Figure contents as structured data
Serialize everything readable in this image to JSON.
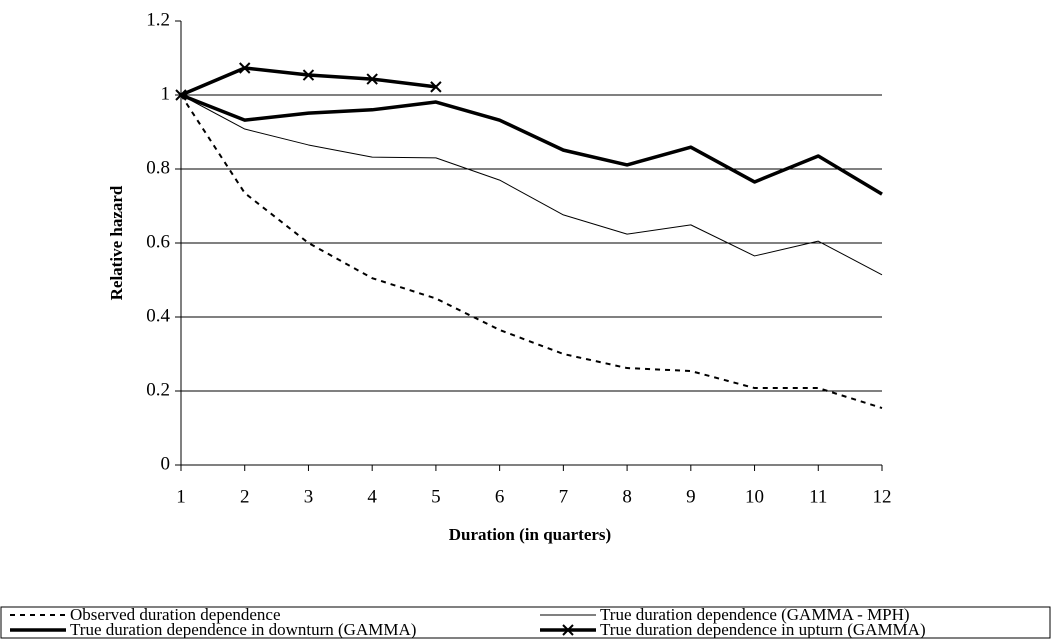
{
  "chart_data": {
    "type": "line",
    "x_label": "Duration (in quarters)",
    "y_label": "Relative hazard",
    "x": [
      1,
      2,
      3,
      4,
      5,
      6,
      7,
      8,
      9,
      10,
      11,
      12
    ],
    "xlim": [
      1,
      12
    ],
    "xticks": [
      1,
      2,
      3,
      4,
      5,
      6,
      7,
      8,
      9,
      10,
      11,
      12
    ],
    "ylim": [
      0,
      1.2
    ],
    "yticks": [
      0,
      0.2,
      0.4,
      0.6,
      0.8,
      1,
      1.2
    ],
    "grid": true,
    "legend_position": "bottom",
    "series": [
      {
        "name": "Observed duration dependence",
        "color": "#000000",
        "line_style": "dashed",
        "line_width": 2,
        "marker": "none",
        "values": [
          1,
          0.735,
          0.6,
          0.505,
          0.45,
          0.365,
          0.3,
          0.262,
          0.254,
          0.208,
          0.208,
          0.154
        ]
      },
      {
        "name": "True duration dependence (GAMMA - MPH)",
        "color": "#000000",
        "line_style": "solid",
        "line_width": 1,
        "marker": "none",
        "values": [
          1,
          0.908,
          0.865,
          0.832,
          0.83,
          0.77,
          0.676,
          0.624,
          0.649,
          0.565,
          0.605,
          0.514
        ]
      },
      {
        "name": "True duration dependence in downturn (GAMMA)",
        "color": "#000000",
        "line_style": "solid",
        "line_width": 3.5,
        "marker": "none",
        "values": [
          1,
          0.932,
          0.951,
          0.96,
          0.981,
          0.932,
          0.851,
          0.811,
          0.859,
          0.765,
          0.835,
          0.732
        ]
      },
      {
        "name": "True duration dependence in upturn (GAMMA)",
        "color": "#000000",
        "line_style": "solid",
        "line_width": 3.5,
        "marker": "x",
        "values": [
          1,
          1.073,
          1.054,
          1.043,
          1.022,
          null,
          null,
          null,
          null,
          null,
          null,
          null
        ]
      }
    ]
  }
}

--

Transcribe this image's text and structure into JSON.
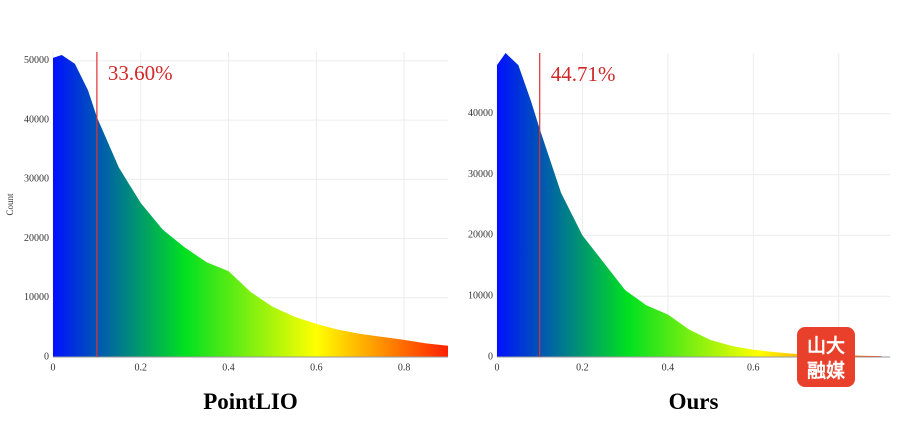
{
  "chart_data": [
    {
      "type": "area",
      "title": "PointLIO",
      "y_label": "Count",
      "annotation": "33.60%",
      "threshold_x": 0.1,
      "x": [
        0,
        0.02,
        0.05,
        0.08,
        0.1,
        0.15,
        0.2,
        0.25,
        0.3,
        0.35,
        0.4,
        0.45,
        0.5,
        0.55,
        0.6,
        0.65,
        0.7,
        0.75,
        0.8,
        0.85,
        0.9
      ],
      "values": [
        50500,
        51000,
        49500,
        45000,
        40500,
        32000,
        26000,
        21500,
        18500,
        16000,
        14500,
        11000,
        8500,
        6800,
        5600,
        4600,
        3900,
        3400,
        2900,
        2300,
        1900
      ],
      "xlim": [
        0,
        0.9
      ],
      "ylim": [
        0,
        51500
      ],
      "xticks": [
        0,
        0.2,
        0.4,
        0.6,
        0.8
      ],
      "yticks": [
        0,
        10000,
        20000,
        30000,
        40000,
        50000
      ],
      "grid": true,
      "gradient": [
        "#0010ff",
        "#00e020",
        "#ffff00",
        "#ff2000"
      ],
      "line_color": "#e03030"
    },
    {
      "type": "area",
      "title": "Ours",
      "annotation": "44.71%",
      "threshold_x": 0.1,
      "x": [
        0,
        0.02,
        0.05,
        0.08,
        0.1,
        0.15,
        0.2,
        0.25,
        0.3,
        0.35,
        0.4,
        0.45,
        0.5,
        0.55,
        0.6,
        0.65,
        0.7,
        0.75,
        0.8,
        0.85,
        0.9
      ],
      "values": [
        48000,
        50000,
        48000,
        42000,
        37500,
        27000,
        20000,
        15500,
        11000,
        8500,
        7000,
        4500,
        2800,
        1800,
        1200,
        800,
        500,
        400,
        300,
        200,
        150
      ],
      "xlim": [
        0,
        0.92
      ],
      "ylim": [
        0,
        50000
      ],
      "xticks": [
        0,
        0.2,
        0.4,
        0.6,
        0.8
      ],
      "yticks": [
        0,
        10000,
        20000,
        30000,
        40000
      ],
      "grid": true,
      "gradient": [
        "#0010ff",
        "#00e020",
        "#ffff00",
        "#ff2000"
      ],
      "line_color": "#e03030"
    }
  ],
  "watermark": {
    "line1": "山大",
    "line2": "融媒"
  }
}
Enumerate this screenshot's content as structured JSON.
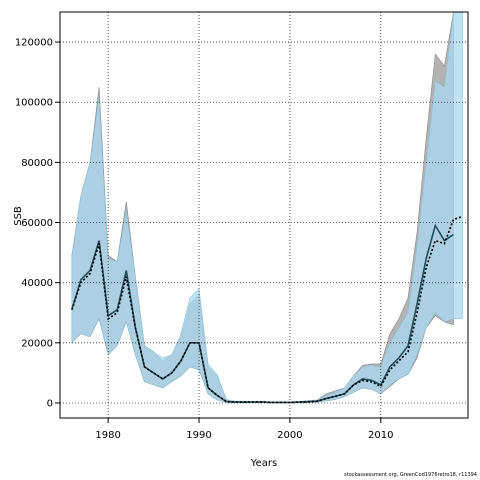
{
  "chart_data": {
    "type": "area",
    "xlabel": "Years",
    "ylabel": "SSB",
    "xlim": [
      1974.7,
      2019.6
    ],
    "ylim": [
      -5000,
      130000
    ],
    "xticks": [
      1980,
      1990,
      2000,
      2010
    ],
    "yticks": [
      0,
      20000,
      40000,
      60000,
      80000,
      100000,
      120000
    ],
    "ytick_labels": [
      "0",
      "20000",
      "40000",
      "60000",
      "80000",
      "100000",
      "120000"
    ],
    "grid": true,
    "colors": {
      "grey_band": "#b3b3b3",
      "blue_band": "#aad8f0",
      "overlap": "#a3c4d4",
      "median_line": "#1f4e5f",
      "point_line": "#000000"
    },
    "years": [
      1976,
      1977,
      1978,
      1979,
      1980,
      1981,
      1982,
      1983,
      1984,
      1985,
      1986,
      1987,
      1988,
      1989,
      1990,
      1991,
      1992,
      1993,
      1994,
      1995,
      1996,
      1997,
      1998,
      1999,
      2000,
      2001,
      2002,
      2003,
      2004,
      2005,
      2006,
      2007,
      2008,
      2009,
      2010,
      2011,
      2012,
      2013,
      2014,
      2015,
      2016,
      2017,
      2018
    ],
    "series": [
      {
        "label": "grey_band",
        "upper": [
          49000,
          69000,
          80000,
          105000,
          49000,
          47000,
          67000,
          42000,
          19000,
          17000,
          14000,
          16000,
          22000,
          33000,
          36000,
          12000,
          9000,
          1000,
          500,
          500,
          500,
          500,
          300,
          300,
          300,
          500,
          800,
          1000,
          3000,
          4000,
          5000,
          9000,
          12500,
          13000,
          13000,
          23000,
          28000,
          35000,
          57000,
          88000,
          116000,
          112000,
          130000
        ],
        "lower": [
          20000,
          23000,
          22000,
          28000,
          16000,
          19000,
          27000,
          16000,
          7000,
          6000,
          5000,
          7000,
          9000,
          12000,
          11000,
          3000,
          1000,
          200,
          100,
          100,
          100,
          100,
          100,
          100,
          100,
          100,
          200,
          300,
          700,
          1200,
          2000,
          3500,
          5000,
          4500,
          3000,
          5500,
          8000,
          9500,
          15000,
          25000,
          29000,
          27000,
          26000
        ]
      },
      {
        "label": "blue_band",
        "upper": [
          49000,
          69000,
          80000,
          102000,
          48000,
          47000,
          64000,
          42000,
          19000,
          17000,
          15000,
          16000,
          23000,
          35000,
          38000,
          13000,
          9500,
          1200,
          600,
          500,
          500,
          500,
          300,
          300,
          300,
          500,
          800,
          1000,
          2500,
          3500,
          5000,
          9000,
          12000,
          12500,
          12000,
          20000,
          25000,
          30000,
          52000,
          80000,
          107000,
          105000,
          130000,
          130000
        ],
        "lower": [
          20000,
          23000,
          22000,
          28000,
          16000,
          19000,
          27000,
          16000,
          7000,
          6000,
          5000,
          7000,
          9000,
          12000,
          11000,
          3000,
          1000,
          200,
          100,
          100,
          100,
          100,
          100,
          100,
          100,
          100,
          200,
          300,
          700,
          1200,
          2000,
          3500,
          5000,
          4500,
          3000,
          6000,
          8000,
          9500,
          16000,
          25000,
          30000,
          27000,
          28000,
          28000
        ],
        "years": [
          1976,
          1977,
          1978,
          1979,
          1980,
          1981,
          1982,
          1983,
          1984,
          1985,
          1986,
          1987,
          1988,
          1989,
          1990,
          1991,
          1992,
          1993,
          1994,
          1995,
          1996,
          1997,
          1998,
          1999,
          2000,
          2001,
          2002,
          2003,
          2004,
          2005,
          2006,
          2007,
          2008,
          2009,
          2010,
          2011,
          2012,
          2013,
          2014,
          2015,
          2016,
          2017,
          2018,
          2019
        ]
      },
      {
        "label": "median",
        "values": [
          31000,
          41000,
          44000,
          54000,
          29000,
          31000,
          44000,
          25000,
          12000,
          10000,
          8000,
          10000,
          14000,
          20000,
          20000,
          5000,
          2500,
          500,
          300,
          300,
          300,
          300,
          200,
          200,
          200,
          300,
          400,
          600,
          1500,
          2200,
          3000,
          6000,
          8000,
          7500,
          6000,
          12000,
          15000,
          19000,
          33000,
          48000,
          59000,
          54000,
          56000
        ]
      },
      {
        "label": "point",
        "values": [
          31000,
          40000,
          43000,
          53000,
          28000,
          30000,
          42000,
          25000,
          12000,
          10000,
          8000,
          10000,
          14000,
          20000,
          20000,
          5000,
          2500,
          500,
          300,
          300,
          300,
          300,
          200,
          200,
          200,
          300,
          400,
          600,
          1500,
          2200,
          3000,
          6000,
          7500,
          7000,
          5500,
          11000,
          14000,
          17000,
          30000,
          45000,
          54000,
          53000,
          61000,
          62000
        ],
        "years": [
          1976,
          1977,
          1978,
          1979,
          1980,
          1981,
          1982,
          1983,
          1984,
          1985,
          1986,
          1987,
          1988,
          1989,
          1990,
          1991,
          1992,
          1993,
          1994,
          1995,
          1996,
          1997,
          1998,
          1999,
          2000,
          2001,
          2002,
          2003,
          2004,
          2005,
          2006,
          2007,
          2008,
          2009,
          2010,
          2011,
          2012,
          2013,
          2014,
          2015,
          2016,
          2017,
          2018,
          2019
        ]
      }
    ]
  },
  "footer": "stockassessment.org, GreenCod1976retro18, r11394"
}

What is needed
Go through the listing above and pull out each line containing the word "type".

Right answer
    "type": "line",
      "type": "area",
      "type": "area",
    "type": "area",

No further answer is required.